DATASET ENTRIES:
....

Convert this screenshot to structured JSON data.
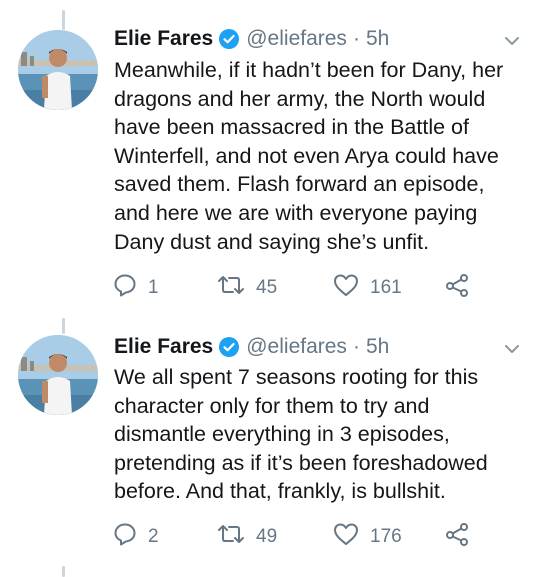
{
  "tweets": [
    {
      "author": "Elie Fares",
      "handle": "@eliefares",
      "separator": "·",
      "time": "5h",
      "lines": [
        "Meanwhile, if it hadn’t been for Dany, her",
        "dragons and her army, the North would",
        "have been massacred in the Battle of",
        "Winterfell, and not even Arya could have",
        "saved them. Flash forward an episode,",
        "and here we are with everyone paying",
        "Dany dust and saying she’s unfit."
      ],
      "replies": "1",
      "retweets": "45",
      "likes": "161"
    },
    {
      "author": "Elie Fares",
      "handle": "@eliefares",
      "separator": "·",
      "time": "5h",
      "lines": [
        "We all spent 7 seasons rooting for this",
        "character only for them to try and",
        "dismantle everything in 3 episodes,",
        "pretending as if it’s been foreshadowed",
        "before. And that, frankly, is bullshit."
      ],
      "replies": "2",
      "retweets": "49",
      "likes": "176"
    }
  ],
  "icons": {
    "verified": "verified-badge-icon",
    "caret": "chevron-down-icon",
    "reply": "reply-icon",
    "retweet": "retweet-icon",
    "like": "heart-icon",
    "share": "share-icon"
  },
  "colors": {
    "verified_blue": "#1da1f2",
    "secondary_text": "#657786",
    "thread_line": "#ccd6dd"
  }
}
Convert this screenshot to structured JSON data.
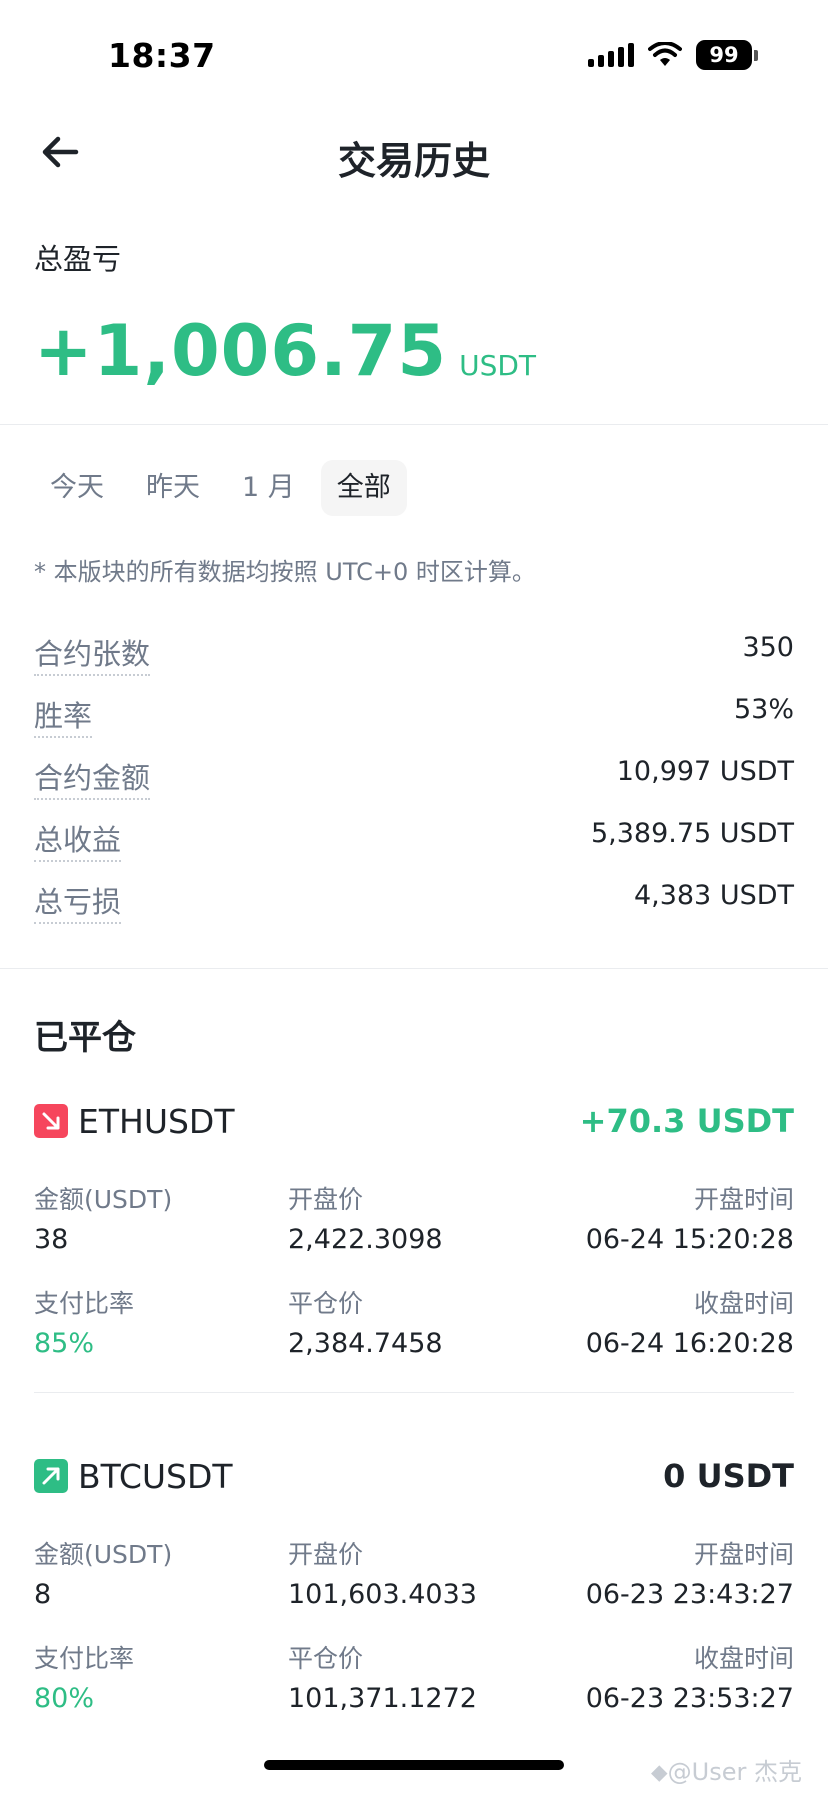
{
  "status_bar": {
    "time": "18:37",
    "battery": "99"
  },
  "header": {
    "title": "交易历史"
  },
  "summary": {
    "label": "总盈亏",
    "value": "+1,006.75",
    "unit": "USDT"
  },
  "tabs": [
    {
      "label": "今天",
      "active": false
    },
    {
      "label": "昨天",
      "active": false
    },
    {
      "label": "1 月",
      "active": false
    },
    {
      "label": "全部",
      "active": true
    }
  ],
  "note": "* 本版块的所有数据均按照 UTC+0 时区计算。",
  "stats": [
    {
      "label": "合约张数",
      "value": "350"
    },
    {
      "label": "胜率",
      "value": "53%"
    },
    {
      "label": "合约金额",
      "value": "10,997 USDT"
    },
    {
      "label": "总收益",
      "value": "5,389.75 USDT"
    },
    {
      "label": "总亏损",
      "value": "4,383 USDT"
    }
  ],
  "closed": {
    "title": "已平仓",
    "trades": [
      {
        "symbol": "ETHUSDT",
        "direction": "down",
        "pnl": "+70.3 USDT",
        "pnl_color": "#2ebd85",
        "labels": [
          "金额(USDT)",
          "开盘价",
          "开盘时间",
          "支付比率",
          "平仓价",
          "收盘时间"
        ],
        "amount": "38",
        "open_price": "2,422.3098",
        "open_time": "06-24 15:20:28",
        "pay_ratio": "85%",
        "close_price": "2,384.7458",
        "close_time": "06-24 16:20:28"
      },
      {
        "symbol": "BTCUSDT",
        "direction": "up",
        "pnl": "0 USDT",
        "pnl_color": "#1e2329",
        "labels": [
          "金额(USDT)",
          "开盘价",
          "开盘时间",
          "支付比率",
          "平仓价",
          "收盘时间"
        ],
        "amount": "8",
        "open_price": "101,603.4033",
        "open_time": "06-23 23:43:27",
        "pay_ratio": "80%",
        "close_price": "101,371.1272",
        "close_time": "06-23 23:53:27"
      }
    ]
  },
  "watermark": "⬥@User 杰克",
  "colors": {
    "up": "#2ebd85",
    "down": "#f6465d",
    "text": "#1e2329",
    "muted": "#707a8a"
  }
}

....

TASK OBJECTIVE:
Please transcribe the material above exactly as written. Leave the pictures out.

FINAL ANSWER:
Convert this screenshot to structured JSON data.
{
  "tweets": [
    {
      "author": "Elie Fares",
      "handle": "@eliefares",
      "separator": "·",
      "time": "5h",
      "lines": [
        "Meanwhile, if it hadn’t been for Dany, her",
        "dragons and her army, the North would",
        "have been massacred in the Battle of",
        "Winterfell, and not even Arya could have",
        "saved them. Flash forward an episode,",
        "and here we are with everyone paying",
        "Dany dust and saying she’s unfit."
      ],
      "replies": "1",
      "retweets": "45",
      "likes": "161"
    },
    {
      "author": "Elie Fares",
      "handle": "@eliefares",
      "separator": "·",
      "time": "5h",
      "lines": [
        "We all spent 7 seasons rooting for this",
        "character only for them to try and",
        "dismantle everything in 3 episodes,",
        "pretending as if it’s been foreshadowed",
        "before. And that, frankly, is bullshit."
      ],
      "replies": "2",
      "retweets": "49",
      "likes": "176"
    }
  ],
  "icons": {
    "verified": "verified-badge-icon",
    "caret": "chevron-down-icon",
    "reply": "reply-icon",
    "retweet": "retweet-icon",
    "like": "heart-icon",
    "share": "share-icon"
  },
  "colors": {
    "verified_blue": "#1da1f2",
    "secondary_text": "#657786",
    "thread_line": "#ccd6dd"
  }
}
Convert this screenshot to structured JSON data.
{
  "status_bar": {
    "time": "18:37",
    "battery": "99"
  },
  "header": {
    "title": "交易历史"
  },
  "summary": {
    "label": "总盈亏",
    "value": "+1,006.75",
    "unit": "USDT"
  },
  "tabs": [
    {
      "label": "今天",
      "active": false
    },
    {
      "label": "昨天",
      "active": false
    },
    {
      "label": "1 月",
      "active": false
    },
    {
      "label": "全部",
      "active": true
    }
  ],
  "note": "* 本版块的所有数据均按照 UTC+0 时区计算。",
  "stats": [
    {
      "label": "合约张数",
      "value": "350"
    },
    {
      "label": "胜率",
      "value": "53%"
    },
    {
      "label": "合约金额",
      "value": "10,997 USDT"
    },
    {
      "label": "总收益",
      "value": "5,389.75 USDT"
    },
    {
      "label": "总亏损",
      "value": "4,383 USDT"
    }
  ],
  "closed": {
    "title": "已平仓",
    "trades": [
      {
        "symbol": "ETHUSDT",
        "direction": "down",
        "pnl": "+70.3 USDT",
        "pnl_color": "#2ebd85",
        "labels": [
          "金额(USDT)",
          "开盘价",
          "开盘时间",
          "支付比率",
          "平仓价",
          "收盘时间"
        ],
        "amount": "38",
        "open_price": "2,422.3098",
        "open_time": "06-24 15:20:28",
        "pay_ratio": "85%",
        "close_price": "2,384.7458",
        "close_time": "06-24 16:20:28"
      },
      {
        "symbol": "BTCUSDT",
        "direction": "up",
        "pnl": "0 USDT",
        "pnl_color": "#1e2329",
        "labels": [
          "金额(USDT)",
          "开盘价",
          "开盘时间",
          "支付比率",
          "平仓价",
          "收盘时间"
        ],
        "amount": "8",
        "open_price": "101,603.4033",
        "open_time": "06-23 23:43:27",
        "pay_ratio": "80%",
        "close_price": "101,371.1272",
        "close_time": "06-23 23:53:27"
      }
    ]
  },
  "watermark": "⬥@User 杰克",
  "colors": {
    "up": "#2ebd85",
    "down": "#f6465d",
    "text": "#1e2329",
    "muted": "#707a8a"
  }
}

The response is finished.